_What you will do_
Transcribe every line exactly. Leave the pictures behind.

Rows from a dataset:
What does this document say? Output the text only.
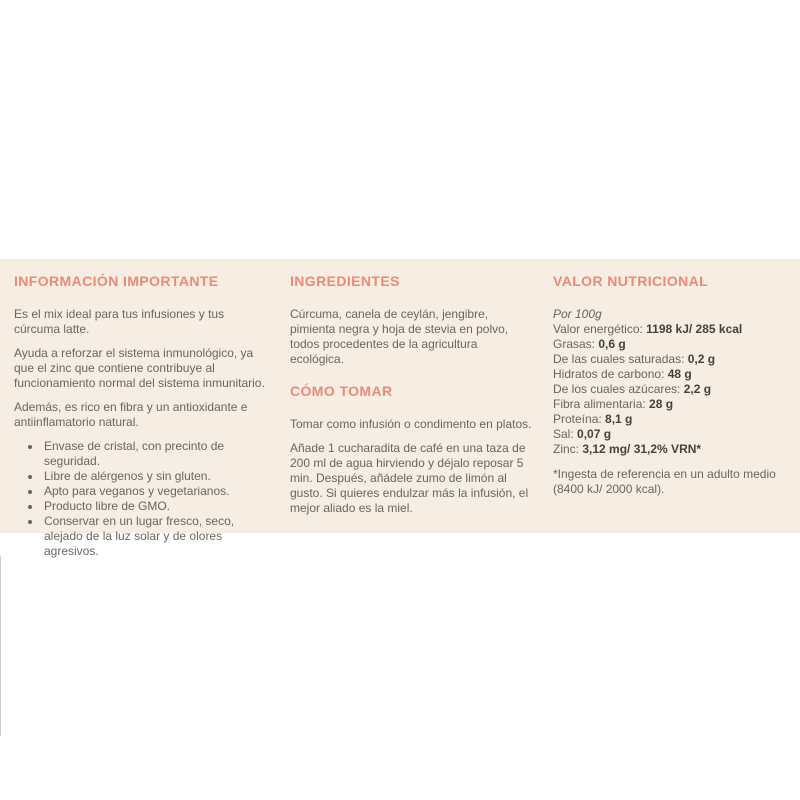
INFORMACIÓN IMPORTANTE

Es el mix ideal para tus infusiones y tus cúrcuma latte.

Ayuda a reforzar el sistema inmunológico, ya que el zinc que contiene contribuye al funcionamiento normal del sistema inmunitario.

Además, es rico en fibra y un antioxidante e antiinflamatorio natural.

• Envase de cristal, con precinto de seguridad.
• Libre de alérgenos y sin gluten.
• Apto para veganos y vegetarianos.
• Producto libre de GMO.
• Conservar en un lugar fresco, seco, alejado de la luz solar y de olores agresivos.
INGREDIENTES

Cúrcuma, canela de ceylán, jengibre, pimienta negra y hoja de stevia en polvo, todos procedentes de la agricultura ecológica.

CÓMO TOMAR

Tomar como infusión o condimento en platos.

Añade 1 cucharadita de café en una taza de 200 ml de agua hirviendo y déjalo reposar 5 min. Después, añádele zumo de limón al gusto. Si quieres endulzar más la infusión, el mejor aliado es la miel.

VALOR NUTRICIONAL

Por 100g

Valor energético: 1198 kJ/ 285 kcal
Grasas: 0,6 g
De las cuales saturadas: 0,2 g
Hidratos de carbono: 48 g
De los cuales azúcares: 2,2 g
Fibra alimentaria: 28 g
Proteína: 8,1 g
Sal: 0,07 g
Zinc: 3,12 mg/ 31,2% VRN*

*Ingesta de referencia en un adulto medio (8400 kJ/ 2000 kcal).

_In response_
What does this document say? Output the text only.
INFORMACIÓN IMPORTANTE

Es el mix ideal para tus infusiones y tus cúrcuma latte.

Ayuda a reforzar el sistema inmunológico, ya que el zinc que contiene contribuye al funcionamiento normal del sistema inmunitario.

Además, es rico en fibra y un antioxidante e antiinflamatorio natural.

• Envase de cristal, con precinto de seguridad.
• Libre de alérgenos y sin gluten.
• Apto para veganos y vegetarianos.
• Producto libre de GMO.
• Conservar en un lugar fresco, seco, alejado de la luz solar y de olores agresivos.
INGREDIENTES

Cúrcuma, canela de ceylán, jengibre, pimienta negra y hoja de stevia en polvo, todos procedentes de la agricultura ecológica.

CÓMO TOMAR

Tomar como infusión o condimento en platos.

Añade 1 cucharadita de café en una taza de 200 ml de agua hirviendo y déjalo reposar 5 min. Después, añádele zumo de limón al gusto. Si quieres endulzar más la infusión, el mejor aliado es la miel.

VALOR NUTRICIONAL

Por 100g

Valor energético: 1198 kJ/ 285 kcal
Grasas: 0,6 g
De las cuales saturadas: 0,2 g
Hidratos de carbono: 48 g
De los cuales azúcares: 2,2 g
Fibra alimentaria: 28 g
Proteína: 8,1 g
Sal: 0,07 g
Zinc: 3,12 mg/ 31,2% VRN*

*Ingesta de referencia en un adulto medio (8400 kJ/ 2000 kcal).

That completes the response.